Exercise description. Repeat the records exactly. Every line must match.

= = = =

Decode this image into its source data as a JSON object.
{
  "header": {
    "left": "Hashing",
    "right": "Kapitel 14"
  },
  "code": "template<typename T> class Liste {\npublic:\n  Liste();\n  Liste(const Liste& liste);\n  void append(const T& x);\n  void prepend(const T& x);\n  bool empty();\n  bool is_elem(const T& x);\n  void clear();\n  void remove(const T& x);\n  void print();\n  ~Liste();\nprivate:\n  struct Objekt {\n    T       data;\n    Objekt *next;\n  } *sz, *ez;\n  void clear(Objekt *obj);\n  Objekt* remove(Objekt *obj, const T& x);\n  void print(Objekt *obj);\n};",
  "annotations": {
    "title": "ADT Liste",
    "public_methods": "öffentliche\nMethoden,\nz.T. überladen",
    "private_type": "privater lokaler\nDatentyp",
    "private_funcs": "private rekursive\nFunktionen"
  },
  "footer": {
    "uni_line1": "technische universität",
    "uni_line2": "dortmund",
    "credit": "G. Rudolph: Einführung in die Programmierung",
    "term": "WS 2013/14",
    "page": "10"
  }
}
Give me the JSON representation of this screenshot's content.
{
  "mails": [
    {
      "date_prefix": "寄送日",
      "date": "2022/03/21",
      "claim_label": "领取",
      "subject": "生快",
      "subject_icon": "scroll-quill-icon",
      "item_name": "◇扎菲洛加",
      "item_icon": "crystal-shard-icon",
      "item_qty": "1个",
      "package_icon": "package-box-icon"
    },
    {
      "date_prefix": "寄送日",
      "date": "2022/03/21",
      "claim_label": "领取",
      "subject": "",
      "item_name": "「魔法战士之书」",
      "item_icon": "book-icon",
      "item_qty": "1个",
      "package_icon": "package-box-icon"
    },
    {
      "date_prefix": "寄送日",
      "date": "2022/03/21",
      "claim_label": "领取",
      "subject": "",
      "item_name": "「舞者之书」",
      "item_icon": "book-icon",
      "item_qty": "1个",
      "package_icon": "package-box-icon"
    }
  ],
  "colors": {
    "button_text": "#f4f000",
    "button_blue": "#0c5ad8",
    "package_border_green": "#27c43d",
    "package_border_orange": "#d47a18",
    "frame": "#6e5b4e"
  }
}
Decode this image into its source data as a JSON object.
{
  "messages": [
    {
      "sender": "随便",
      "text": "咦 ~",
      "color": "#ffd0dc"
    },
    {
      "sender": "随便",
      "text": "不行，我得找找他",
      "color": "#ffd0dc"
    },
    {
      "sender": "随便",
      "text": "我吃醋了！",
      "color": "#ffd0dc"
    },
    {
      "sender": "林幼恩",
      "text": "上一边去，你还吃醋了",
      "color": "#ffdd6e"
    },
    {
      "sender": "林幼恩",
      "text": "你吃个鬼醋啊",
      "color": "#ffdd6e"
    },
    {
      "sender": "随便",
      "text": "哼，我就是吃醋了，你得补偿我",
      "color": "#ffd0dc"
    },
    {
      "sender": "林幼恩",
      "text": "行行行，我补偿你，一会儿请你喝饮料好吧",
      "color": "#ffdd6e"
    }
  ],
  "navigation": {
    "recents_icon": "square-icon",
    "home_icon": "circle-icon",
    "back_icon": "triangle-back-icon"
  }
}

= = = =

Answer to the task.
Decode this image into its source data as a JSON object.
{
  "header": {
    "left": "Hashing",
    "right": "Kapitel 14"
  },
  "code": "template<typename T> class Liste {\npublic:\n  Liste();\n  Liste(const Liste& liste);\n  void append(const T& x);\n  void prepend(const T& x);\n  bool empty();\n  bool is_elem(const T& x);\n  void clear();\n  void remove(const T& x);\n  void print();\n  ~Liste();\nprivate:\n  struct Objekt {\n    T       data;\n    Objekt *next;\n  } *sz, *ez;\n  void clear(Objekt *obj);\n  Objekt* remove(Objekt *obj, const T& x);\n  void print(Objekt *obj);\n};",
  "annotations": {
    "title": "ADT Liste",
    "public_methods": "öffentliche\nMethoden,\nz.T. überladen",
    "private_type": "privater lokaler\nDatentyp",
    "private_funcs": "private rekursive\nFunktionen"
  },
  "footer": {
    "uni_line1": "technische universität",
    "uni_line2": "dortmund",
    "credit": "G. Rudolph: Einführung in die Programmierung",
    "term": "WS 2013/14",
    "page": "10"
  }
}
Give me the JSON representation of this screenshot's content.
{
  "mails": [
    {
      "date_prefix": "寄送日",
      "date": "2022/03/21",
      "claim_label": "领取",
      "subject": "生快",
      "subject_icon": "scroll-quill-icon",
      "item_name": "◇扎菲洛加",
      "item_icon": "crystal-shard-icon",
      "item_qty": "1个",
      "package_icon": "package-box-icon"
    },
    {
      "date_prefix": "寄送日",
      "date": "2022/03/21",
      "claim_label": "领取",
      "subject": "",
      "item_name": "「魔法战士之书」",
      "item_icon": "book-icon",
      "item_qty": "1个",
      "package_icon": "package-box-icon"
    },
    {
      "date_prefix": "寄送日",
      "date": "2022/03/21",
      "claim_label": "领取",
      "subject": "",
      "item_name": "「舞者之书」",
      "item_icon": "book-icon",
      "item_qty": "1个",
      "package_icon": "package-box-icon"
    }
  ],
  "colors": {
    "button_text": "#f4f000",
    "button_blue": "#0c5ad8",
    "package_border_green": "#27c43d",
    "package_border_orange": "#d47a18",
    "frame": "#6e5b4e"
  }
}
Decode this image into its source data as a JSON object.
{
  "messages": [
    {
      "sender": "随便",
      "text": "咦 ~",
      "color": "#ffd0dc"
    },
    {
      "sender": "随便",
      "text": "不行，我得找找他",
      "color": "#ffd0dc"
    },
    {
      "sender": "随便",
      "text": "我吃醋了！",
      "color": "#ffd0dc"
    },
    {
      "sender": "林幼恩",
      "text": "上一边去，你还吃醋了",
      "color": "#ffdd6e"
    },
    {
      "sender": "林幼恩",
      "text": "你吃个鬼醋啊",
      "color": "#ffdd6e"
    },
    {
      "sender": "随便",
      "text": "哼，我就是吃醋了，你得补偿我",
      "color": "#ffd0dc"
    },
    {
      "sender": "林幼恩",
      "text": "行行行，我补偿你，一会儿请你喝饮料好吧",
      "color": "#ffdd6e"
    }
  ],
  "navigation": {
    "recents_icon": "square-icon",
    "home_icon": "circle-icon",
    "back_icon": "triangle-back-icon"
  }
}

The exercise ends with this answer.